Instruction: Answer with a single number, the count of lines holding the word "that".

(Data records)
========================================================================

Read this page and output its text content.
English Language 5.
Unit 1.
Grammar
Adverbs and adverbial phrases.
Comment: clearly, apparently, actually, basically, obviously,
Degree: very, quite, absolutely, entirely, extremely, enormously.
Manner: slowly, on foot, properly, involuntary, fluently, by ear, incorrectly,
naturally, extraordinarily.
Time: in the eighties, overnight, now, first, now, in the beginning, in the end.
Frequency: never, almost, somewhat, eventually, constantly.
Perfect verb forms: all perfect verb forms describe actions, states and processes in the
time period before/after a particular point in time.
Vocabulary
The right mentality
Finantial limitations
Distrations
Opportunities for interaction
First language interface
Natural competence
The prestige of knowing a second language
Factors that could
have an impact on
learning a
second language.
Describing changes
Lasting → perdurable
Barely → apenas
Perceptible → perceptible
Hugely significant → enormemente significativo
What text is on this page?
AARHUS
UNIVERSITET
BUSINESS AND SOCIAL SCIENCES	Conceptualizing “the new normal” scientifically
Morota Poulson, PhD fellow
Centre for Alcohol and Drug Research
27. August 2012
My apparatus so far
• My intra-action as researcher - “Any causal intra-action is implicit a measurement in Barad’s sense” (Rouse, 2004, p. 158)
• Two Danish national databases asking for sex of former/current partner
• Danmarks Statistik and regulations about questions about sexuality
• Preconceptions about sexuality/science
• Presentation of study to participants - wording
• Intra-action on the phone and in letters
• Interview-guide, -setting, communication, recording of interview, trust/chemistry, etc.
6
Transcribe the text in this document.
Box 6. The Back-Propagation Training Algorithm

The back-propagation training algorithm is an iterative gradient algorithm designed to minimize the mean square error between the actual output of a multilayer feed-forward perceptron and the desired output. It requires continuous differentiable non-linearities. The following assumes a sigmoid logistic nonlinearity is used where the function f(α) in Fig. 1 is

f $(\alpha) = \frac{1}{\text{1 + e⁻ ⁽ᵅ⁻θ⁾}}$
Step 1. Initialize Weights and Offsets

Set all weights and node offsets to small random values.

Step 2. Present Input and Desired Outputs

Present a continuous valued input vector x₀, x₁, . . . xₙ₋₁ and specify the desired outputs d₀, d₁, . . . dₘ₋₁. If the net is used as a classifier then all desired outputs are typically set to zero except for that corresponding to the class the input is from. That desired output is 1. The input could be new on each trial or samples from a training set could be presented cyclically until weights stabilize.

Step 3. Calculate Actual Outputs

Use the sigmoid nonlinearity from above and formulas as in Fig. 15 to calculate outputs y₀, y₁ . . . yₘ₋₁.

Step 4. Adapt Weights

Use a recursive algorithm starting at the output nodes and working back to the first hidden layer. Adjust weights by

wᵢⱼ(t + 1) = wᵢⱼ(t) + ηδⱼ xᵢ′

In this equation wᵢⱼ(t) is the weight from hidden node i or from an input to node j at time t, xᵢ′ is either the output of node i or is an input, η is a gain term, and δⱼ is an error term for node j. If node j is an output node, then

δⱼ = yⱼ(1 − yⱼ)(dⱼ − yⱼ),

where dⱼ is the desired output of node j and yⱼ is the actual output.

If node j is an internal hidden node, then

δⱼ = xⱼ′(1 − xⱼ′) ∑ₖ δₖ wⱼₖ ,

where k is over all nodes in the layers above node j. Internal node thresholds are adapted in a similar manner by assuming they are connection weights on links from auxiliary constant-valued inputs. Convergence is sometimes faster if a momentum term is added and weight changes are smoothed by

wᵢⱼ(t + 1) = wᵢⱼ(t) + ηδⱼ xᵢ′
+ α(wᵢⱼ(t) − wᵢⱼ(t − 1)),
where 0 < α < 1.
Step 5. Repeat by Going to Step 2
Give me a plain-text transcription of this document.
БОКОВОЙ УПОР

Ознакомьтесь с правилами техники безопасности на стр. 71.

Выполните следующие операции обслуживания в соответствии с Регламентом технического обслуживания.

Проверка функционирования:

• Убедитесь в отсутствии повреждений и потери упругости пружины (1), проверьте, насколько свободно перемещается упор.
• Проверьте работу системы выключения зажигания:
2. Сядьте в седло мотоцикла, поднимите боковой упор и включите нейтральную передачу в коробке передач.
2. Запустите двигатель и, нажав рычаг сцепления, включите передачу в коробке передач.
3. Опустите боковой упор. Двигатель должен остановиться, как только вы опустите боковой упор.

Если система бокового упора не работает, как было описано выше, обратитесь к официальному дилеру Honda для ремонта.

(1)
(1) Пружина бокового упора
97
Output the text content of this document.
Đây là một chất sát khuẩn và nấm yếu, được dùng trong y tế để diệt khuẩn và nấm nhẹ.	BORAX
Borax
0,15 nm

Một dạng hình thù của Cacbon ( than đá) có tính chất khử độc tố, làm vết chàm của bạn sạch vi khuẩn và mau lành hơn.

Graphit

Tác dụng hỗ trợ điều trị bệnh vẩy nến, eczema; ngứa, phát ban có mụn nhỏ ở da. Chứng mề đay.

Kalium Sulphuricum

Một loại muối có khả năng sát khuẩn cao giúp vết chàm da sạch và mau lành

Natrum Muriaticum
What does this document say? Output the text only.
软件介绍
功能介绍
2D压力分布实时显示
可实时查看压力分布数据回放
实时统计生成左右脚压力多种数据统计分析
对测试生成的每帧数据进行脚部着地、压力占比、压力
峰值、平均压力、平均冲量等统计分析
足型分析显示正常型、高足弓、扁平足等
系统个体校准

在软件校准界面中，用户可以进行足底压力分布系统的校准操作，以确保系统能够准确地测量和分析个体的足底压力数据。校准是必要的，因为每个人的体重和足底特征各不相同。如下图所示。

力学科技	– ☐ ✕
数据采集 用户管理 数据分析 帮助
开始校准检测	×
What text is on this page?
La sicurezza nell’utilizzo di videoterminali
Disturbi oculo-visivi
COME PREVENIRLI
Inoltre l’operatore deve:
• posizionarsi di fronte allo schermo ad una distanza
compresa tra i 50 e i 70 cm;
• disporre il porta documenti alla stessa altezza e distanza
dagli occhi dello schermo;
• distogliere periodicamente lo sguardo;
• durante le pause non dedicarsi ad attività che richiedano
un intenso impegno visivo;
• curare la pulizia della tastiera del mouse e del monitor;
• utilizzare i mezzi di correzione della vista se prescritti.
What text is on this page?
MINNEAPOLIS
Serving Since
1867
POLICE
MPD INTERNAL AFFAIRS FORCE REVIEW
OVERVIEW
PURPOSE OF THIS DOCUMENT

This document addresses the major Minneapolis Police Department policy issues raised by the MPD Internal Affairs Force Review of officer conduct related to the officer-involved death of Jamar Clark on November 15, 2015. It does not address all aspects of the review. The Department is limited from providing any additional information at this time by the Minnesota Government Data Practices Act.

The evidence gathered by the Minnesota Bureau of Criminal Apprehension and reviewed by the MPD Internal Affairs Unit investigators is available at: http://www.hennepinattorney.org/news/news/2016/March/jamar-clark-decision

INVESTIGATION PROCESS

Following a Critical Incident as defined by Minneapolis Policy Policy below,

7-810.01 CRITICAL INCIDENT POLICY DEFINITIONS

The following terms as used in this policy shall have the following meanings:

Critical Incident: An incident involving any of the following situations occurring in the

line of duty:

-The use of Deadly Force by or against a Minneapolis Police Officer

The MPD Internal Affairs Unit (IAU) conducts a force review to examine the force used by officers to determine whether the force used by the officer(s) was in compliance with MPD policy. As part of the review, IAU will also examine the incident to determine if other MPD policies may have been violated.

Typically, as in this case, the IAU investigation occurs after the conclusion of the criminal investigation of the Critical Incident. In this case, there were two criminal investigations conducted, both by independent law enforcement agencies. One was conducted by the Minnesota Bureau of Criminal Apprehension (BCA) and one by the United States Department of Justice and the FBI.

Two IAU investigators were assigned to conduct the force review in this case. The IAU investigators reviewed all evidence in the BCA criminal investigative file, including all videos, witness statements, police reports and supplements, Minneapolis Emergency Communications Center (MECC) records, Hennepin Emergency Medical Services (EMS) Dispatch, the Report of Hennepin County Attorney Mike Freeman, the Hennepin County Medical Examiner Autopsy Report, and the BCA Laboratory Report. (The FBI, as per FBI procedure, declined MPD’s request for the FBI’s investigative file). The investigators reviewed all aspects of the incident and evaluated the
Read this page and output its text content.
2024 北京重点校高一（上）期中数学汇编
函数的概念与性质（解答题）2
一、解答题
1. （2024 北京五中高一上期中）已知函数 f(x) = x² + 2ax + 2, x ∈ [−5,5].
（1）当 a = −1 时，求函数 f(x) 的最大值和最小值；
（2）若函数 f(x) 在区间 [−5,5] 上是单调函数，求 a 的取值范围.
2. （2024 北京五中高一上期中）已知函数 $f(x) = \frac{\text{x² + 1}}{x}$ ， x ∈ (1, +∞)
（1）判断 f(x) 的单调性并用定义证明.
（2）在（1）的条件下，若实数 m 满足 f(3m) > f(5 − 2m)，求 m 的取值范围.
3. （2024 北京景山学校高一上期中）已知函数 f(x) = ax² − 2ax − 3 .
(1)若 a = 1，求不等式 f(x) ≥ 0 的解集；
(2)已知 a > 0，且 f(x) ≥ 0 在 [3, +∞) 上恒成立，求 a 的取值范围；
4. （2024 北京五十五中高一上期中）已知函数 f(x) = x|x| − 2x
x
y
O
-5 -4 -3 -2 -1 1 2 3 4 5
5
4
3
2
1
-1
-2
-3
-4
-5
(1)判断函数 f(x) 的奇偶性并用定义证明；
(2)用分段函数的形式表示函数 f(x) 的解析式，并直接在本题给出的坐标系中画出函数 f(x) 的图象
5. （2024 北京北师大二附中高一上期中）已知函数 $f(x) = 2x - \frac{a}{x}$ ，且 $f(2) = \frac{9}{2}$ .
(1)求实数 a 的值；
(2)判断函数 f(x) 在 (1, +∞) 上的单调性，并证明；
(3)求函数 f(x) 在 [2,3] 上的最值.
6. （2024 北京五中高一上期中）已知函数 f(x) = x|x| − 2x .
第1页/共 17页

========================================================================

The completed task: 2